● **REQUIRED WORK**:
Make an exact copy of the listing below.

-- START --

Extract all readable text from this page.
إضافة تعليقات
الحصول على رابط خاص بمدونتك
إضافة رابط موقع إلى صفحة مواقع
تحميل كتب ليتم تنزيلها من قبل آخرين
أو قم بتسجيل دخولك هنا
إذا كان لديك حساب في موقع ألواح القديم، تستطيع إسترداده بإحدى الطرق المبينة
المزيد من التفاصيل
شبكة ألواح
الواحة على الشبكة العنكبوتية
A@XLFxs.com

-- END --

● **FINAL RESULT**:
Extract all readable text from this page.
إضافة تعليقات
الحصول على رابط خاص بمدونتك
إضافة رابط موقع إلى صفحة مواقع
تحميل كتب ليتم تنزيلها من قبل آخرين
أو قم بتسجيل دخولك هنا
إذا كان لديك حساب في موقع ألواح القديم، تستطيع إسترداده بإحدى الطرق المبينة
المزيد من التفاصيل
شبكة ألواح
الواحة على الشبكة العنكبوتية
A@XLFxs.com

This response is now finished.